** begin DATA FOR THE TASK **
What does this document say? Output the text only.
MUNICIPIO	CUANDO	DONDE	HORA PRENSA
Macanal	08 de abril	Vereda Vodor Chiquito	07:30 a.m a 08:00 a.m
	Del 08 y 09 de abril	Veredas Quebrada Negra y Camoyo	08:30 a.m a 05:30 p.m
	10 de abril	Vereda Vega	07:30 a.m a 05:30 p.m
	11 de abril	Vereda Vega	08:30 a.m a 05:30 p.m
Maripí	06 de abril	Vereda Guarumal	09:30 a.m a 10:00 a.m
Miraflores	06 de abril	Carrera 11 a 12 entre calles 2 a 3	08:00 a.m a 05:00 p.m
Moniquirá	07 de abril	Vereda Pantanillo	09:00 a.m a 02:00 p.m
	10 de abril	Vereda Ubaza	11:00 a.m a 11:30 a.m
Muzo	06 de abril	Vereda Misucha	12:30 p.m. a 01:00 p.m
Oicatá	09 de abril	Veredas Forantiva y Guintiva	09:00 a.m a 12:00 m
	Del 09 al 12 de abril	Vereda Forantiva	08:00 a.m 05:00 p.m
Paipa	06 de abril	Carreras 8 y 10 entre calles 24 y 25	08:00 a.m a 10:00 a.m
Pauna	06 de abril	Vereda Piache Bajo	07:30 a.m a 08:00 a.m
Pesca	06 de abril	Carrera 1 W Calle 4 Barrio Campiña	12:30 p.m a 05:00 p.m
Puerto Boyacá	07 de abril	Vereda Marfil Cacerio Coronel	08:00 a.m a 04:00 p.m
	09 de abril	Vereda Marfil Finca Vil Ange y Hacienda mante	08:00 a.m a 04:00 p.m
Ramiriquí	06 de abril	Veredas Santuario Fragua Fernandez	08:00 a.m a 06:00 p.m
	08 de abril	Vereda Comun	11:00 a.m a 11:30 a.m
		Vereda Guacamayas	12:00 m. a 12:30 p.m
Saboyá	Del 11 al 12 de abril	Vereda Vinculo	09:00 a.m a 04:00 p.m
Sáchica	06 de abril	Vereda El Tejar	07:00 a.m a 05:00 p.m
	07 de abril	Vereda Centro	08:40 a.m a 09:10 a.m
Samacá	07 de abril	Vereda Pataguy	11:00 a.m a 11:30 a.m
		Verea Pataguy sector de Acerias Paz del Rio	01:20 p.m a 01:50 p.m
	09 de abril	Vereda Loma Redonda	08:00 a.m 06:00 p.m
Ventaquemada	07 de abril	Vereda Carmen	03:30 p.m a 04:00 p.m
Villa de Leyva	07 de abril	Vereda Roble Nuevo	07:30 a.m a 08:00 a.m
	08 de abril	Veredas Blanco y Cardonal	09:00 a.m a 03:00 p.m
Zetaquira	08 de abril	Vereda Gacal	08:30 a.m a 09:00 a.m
** end DATA FOR THE TASK **
**TASK REQUIREMENTS:**
What is the number of lines above that hold the string "calles"? Answer with that number alone.

**SOLVED PROBLEM:**
2